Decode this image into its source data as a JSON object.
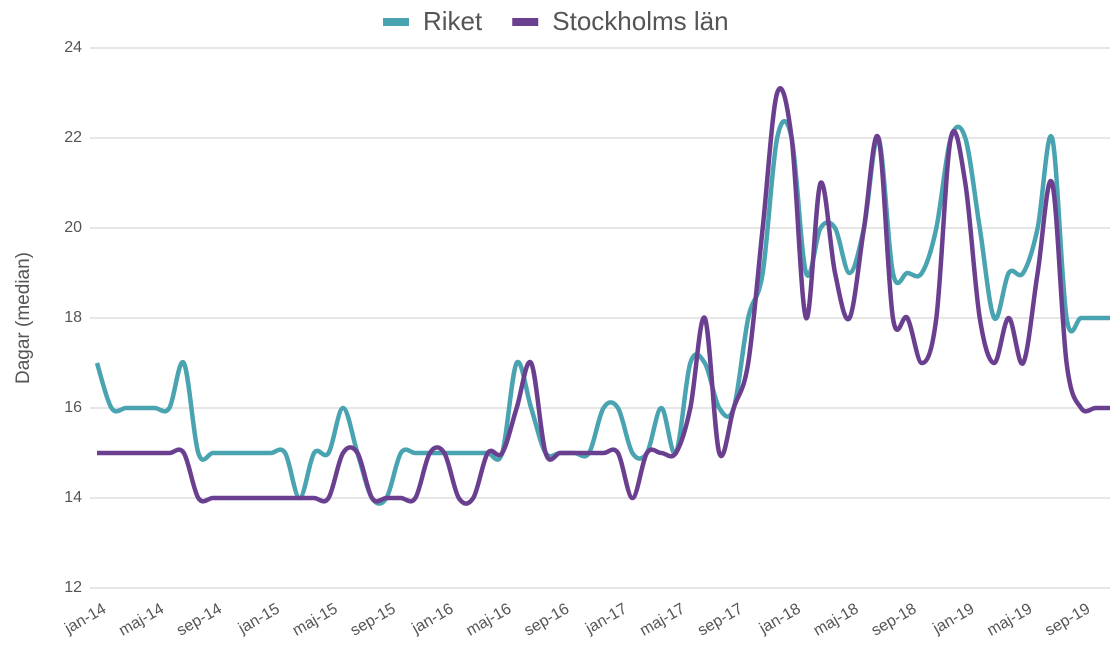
{
  "chart_data": {
    "type": "line",
    "y_label": "Dagar (median)",
    "categories": [
      "jan-14",
      null,
      null,
      null,
      "maj-14",
      null,
      null,
      null,
      "sep-14",
      null,
      null,
      null,
      "jan-15",
      null,
      null,
      null,
      "maj-15",
      null,
      null,
      null,
      "sep-15",
      null,
      null,
      null,
      "jan-16",
      null,
      null,
      null,
      "maj-16",
      null,
      null,
      null,
      "sep-16",
      null,
      null,
      null,
      "jan-17",
      null,
      null,
      null,
      "maj-17",
      null,
      null,
      null,
      "sep-17",
      null,
      null,
      null,
      "jan-18",
      null,
      null,
      null,
      "maj-18",
      null,
      null,
      null,
      "sep-18",
      null,
      null,
      null,
      "jan-19",
      null,
      null,
      null,
      "maj-19",
      null,
      null,
      null,
      "sep-19",
      null,
      null
    ],
    "series": [
      {
        "name": "Riket",
        "color": "#4aa3b0",
        "values": [
          17,
          16,
          16,
          16,
          16,
          16,
          17,
          15,
          15,
          15,
          15,
          15,
          15,
          15,
          14,
          15,
          15,
          16,
          15,
          14,
          14,
          15,
          15,
          15,
          15,
          15,
          15,
          15,
          15,
          17,
          16,
          15,
          15,
          15,
          15,
          16,
          16,
          15,
          15,
          16,
          15,
          17,
          17,
          16,
          16,
          18,
          19,
          22,
          22,
          19,
          20,
          20,
          19,
          20,
          22,
          19,
          19,
          19,
          20,
          22,
          22,
          20,
          18,
          19,
          19,
          20,
          22,
          18,
          18,
          18,
          18
        ]
      },
      {
        "name": "Stockholms län",
        "color": "#6b3f8f",
        "values": [
          15,
          15,
          15,
          15,
          15,
          15,
          15,
          14,
          14,
          14,
          14,
          14,
          14,
          14,
          14,
          14,
          14,
          15,
          15,
          14,
          14,
          14,
          14,
          15,
          15,
          14,
          14,
          15,
          15,
          16,
          17,
          15,
          15,
          15,
          15,
          15,
          15,
          14,
          15,
          15,
          15,
          16,
          18,
          15,
          16,
          17,
          20,
          23,
          22,
          18,
          21,
          19,
          18,
          20,
          22,
          18,
          18,
          17,
          18,
          22,
          21,
          18,
          17,
          18,
          17,
          19,
          21,
          17,
          16,
          16,
          16
        ]
      }
    ],
    "ylim": [
      12,
      24
    ],
    "yticks": [
      12,
      14,
      16,
      18,
      20,
      22,
      24
    ],
    "grid": true,
    "legend": "top"
  }
}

--------------------------------------------------

Restate each line of the records exactly; pictures do not belong in the copy.

Decode this image into its source data as a JSON object.
{
  "chart_data": {
    "type": "line",
    "y_label": "Dagar (median)",
    "categories": [
      "jan-14",
      null,
      null,
      null,
      "maj-14",
      null,
      null,
      null,
      "sep-14",
      null,
      null,
      null,
      "jan-15",
      null,
      null,
      null,
      "maj-15",
      null,
      null,
      null,
      "sep-15",
      null,
      null,
      null,
      "jan-16",
      null,
      null,
      null,
      "maj-16",
      null,
      null,
      null,
      "sep-16",
      null,
      null,
      null,
      "jan-17",
      null,
      null,
      null,
      "maj-17",
      null,
      null,
      null,
      "sep-17",
      null,
      null,
      null,
      "jan-18",
      null,
      null,
      null,
      "maj-18",
      null,
      null,
      null,
      "sep-18",
      null,
      null,
      null,
      "jan-19",
      null,
      null,
      null,
      "maj-19",
      null,
      null,
      null,
      "sep-19",
      null,
      null
    ],
    "series": [
      {
        "name": "Riket",
        "color": "#4aa3b0",
        "values": [
          17,
          16,
          16,
          16,
          16,
          16,
          17,
          15,
          15,
          15,
          15,
          15,
          15,
          15,
          14,
          15,
          15,
          16,
          15,
          14,
          14,
          15,
          15,
          15,
          15,
          15,
          15,
          15,
          15,
          17,
          16,
          15,
          15,
          15,
          15,
          16,
          16,
          15,
          15,
          16,
          15,
          17,
          17,
          16,
          16,
          18,
          19,
          22,
          22,
          19,
          20,
          20,
          19,
          20,
          22,
          19,
          19,
          19,
          20,
          22,
          22,
          20,
          18,
          19,
          19,
          20,
          22,
          18,
          18,
          18,
          18
        ]
      },
      {
        "name": "Stockholms län",
        "color": "#6b3f8f",
        "values": [
          15,
          15,
          15,
          15,
          15,
          15,
          15,
          14,
          14,
          14,
          14,
          14,
          14,
          14,
          14,
          14,
          14,
          15,
          15,
          14,
          14,
          14,
          14,
          15,
          15,
          14,
          14,
          15,
          15,
          16,
          17,
          15,
          15,
          15,
          15,
          15,
          15,
          14,
          15,
          15,
          15,
          16,
          18,
          15,
          16,
          17,
          20,
          23,
          22,
          18,
          21,
          19,
          18,
          20,
          22,
          18,
          18,
          17,
          18,
          22,
          21,
          18,
          17,
          18,
          17,
          19,
          21,
          17,
          16,
          16,
          16
        ]
      }
    ],
    "ylim": [
      12,
      24
    ],
    "yticks": [
      12,
      14,
      16,
      18,
      20,
      22,
      24
    ],
    "grid": true,
    "legend": "top"
  }
}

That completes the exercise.